Data records:

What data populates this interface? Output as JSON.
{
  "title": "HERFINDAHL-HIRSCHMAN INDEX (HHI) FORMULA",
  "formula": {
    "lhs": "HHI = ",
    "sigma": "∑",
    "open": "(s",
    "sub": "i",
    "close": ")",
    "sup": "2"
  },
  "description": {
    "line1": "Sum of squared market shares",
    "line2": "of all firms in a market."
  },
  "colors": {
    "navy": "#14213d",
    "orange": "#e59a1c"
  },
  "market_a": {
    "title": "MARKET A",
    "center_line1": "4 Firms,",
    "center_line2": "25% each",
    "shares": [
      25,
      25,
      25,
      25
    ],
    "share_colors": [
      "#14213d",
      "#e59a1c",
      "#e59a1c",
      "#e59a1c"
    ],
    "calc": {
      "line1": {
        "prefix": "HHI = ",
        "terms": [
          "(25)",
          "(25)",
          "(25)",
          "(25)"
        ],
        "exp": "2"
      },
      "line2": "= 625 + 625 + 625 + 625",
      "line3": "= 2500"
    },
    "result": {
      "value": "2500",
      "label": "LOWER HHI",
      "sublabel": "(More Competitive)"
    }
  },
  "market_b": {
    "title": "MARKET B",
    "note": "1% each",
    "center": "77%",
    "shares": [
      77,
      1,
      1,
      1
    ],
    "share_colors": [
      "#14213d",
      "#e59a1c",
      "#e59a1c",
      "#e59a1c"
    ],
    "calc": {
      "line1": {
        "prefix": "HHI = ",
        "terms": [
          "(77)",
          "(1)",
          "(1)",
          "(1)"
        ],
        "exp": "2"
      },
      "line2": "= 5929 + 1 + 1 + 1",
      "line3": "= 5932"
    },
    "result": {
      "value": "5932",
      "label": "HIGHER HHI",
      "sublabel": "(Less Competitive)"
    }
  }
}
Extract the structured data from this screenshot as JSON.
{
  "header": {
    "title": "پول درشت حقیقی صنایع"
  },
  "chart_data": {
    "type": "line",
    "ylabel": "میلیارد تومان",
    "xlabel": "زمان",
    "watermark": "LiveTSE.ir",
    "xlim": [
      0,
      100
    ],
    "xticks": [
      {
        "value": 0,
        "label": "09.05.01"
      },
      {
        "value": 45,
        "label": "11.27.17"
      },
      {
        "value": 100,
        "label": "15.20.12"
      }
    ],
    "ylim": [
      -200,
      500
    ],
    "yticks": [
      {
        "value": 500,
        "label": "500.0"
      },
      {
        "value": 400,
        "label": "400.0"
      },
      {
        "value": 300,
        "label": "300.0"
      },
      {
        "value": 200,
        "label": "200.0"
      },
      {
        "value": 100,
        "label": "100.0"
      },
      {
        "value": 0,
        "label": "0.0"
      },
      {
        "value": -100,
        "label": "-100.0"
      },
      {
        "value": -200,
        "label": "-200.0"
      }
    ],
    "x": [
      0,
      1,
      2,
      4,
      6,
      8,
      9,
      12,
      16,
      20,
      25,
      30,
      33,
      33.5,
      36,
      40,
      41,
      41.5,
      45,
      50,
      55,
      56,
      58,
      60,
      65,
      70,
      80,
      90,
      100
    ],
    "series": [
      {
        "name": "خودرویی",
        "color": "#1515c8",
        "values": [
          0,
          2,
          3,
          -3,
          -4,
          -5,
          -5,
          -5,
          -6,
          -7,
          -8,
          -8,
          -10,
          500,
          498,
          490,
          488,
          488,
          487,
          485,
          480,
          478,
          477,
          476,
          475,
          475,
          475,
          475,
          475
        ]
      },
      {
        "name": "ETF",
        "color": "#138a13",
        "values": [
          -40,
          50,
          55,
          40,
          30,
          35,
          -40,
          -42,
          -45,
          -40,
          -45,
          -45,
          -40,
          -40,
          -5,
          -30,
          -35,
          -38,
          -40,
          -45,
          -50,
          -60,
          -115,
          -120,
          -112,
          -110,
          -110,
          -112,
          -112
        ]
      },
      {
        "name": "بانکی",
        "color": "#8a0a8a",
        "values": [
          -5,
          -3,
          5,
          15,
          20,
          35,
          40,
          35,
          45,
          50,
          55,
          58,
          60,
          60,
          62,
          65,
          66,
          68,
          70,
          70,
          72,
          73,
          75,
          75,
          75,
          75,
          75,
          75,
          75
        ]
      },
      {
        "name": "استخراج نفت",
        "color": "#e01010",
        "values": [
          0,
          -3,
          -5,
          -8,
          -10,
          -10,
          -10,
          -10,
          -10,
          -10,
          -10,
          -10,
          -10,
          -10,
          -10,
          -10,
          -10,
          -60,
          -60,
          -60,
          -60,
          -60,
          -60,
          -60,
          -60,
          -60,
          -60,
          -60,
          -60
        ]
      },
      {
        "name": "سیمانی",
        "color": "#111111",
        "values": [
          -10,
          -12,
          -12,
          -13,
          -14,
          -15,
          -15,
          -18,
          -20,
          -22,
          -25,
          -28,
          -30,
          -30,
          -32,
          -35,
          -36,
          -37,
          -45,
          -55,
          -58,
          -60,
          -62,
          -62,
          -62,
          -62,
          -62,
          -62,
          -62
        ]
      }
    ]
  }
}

To be done
Restate the data above exactly, keeping each word as it stands.

In response
What data populates this interface? Output as JSON.
{
  "title": "HERFINDAHL-HIRSCHMAN INDEX (HHI) FORMULA",
  "formula": {
    "lhs": "HHI = ",
    "sigma": "∑",
    "open": "(s",
    "sub": "i",
    "close": ")",
    "sup": "2"
  },
  "description": {
    "line1": "Sum of squared market shares",
    "line2": "of all firms in a market."
  },
  "colors": {
    "navy": "#14213d",
    "orange": "#e59a1c"
  },
  "market_a": {
    "title": "MARKET A",
    "center_line1": "4 Firms,",
    "center_line2": "25% each",
    "shares": [
      25,
      25,
      25,
      25
    ],
    "share_colors": [
      "#14213d",
      "#e59a1c",
      "#e59a1c",
      "#e59a1c"
    ],
    "calc": {
      "line1": {
        "prefix": "HHI = ",
        "terms": [
          "(25)",
          "(25)",
          "(25)",
          "(25)"
        ],
        "exp": "2"
      },
      "line2": "= 625 + 625 + 625 + 625",
      "line3": "= 2500"
    },
    "result": {
      "value": "2500",
      "label": "LOWER HHI",
      "sublabel": "(More Competitive)"
    }
  },
  "market_b": {
    "title": "MARKET B",
    "note": "1% each",
    "center": "77%",
    "shares": [
      77,
      1,
      1,
      1
    ],
    "share_colors": [
      "#14213d",
      "#e59a1c",
      "#e59a1c",
      "#e59a1c"
    ],
    "calc": {
      "line1": {
        "prefix": "HHI = ",
        "terms": [
          "(77)",
          "(1)",
          "(1)",
          "(1)"
        ],
        "exp": "2"
      },
      "line2": "= 5929 + 1 + 1 + 1",
      "line3": "= 5932"
    },
    "result": {
      "value": "5932",
      "label": "HIGHER HHI",
      "sublabel": "(Less Competitive)"
    }
  }
}
Extract the structured data from this screenshot as JSON.
{
  "header": {
    "title": "پول درشت حقیقی صنایع"
  },
  "chart_data": {
    "type": "line",
    "ylabel": "میلیارد تومان",
    "xlabel": "زمان",
    "watermark": "LiveTSE.ir",
    "xlim": [
      0,
      100
    ],
    "xticks": [
      {
        "value": 0,
        "label": "09.05.01"
      },
      {
        "value": 45,
        "label": "11.27.17"
      },
      {
        "value": 100,
        "label": "15.20.12"
      }
    ],
    "ylim": [
      -200,
      500
    ],
    "yticks": [
      {
        "value": 500,
        "label": "500.0"
      },
      {
        "value": 400,
        "label": "400.0"
      },
      {
        "value": 300,
        "label": "300.0"
      },
      {
        "value": 200,
        "label": "200.0"
      },
      {
        "value": 100,
        "label": "100.0"
      },
      {
        "value": 0,
        "label": "0.0"
      },
      {
        "value": -100,
        "label": "-100.0"
      },
      {
        "value": -200,
        "label": "-200.0"
      }
    ],
    "x": [
      0,
      1,
      2,
      4,
      6,
      8,
      9,
      12,
      16,
      20,
      25,
      30,
      33,
      33.5,
      36,
      40,
      41,
      41.5,
      45,
      50,
      55,
      56,
      58,
      60,
      65,
      70,
      80,
      90,
      100
    ],
    "series": [
      {
        "name": "خودرویی",
        "color": "#1515c8",
        "values": [
          0,
          2,
          3,
          -3,
          -4,
          -5,
          -5,
          -5,
          -6,
          -7,
          -8,
          -8,
          -10,
          500,
          498,
          490,
          488,
          488,
          487,
          485,
          480,
          478,
          477,
          476,
          475,
          475,
          475,
          475,
          475
        ]
      },
      {
        "name": "ETF",
        "color": "#138a13",
        "values": [
          -40,
          50,
          55,
          40,
          30,
          35,
          -40,
          -42,
          -45,
          -40,
          -45,
          -45,
          -40,
          -40,
          -5,
          -30,
          -35,
          -38,
          -40,
          -45,
          -50,
          -60,
          -115,
          -120,
          -112,
          -110,
          -110,
          -112,
          -112
        ]
      },
      {
        "name": "بانکی",
        "color": "#8a0a8a",
        "values": [
          -5,
          -3,
          5,
          15,
          20,
          35,
          40,
          35,
          45,
          50,
          55,
          58,
          60,
          60,
          62,
          65,
          66,
          68,
          70,
          70,
          72,
          73,
          75,
          75,
          75,
          75,
          75,
          75,
          75
        ]
      },
      {
        "name": "استخراج نفت",
        "color": "#e01010",
        "values": [
          0,
          -3,
          -5,
          -8,
          -10,
          -10,
          -10,
          -10,
          -10,
          -10,
          -10,
          -10,
          -10,
          -10,
          -10,
          -10,
          -10,
          -60,
          -60,
          -60,
          -60,
          -60,
          -60,
          -60,
          -60,
          -60,
          -60,
          -60,
          -60
        ]
      },
      {
        "name": "سیمانی",
        "color": "#111111",
        "values": [
          -10,
          -12,
          -12,
          -13,
          -14,
          -15,
          -15,
          -18,
          -20,
          -22,
          -25,
          -28,
          -30,
          -30,
          -32,
          -35,
          -36,
          -37,
          -45,
          -55,
          -58,
          -60,
          -62,
          -62,
          -62,
          -62,
          -62,
          -62,
          -62
        ]
      }
    ]
  }
}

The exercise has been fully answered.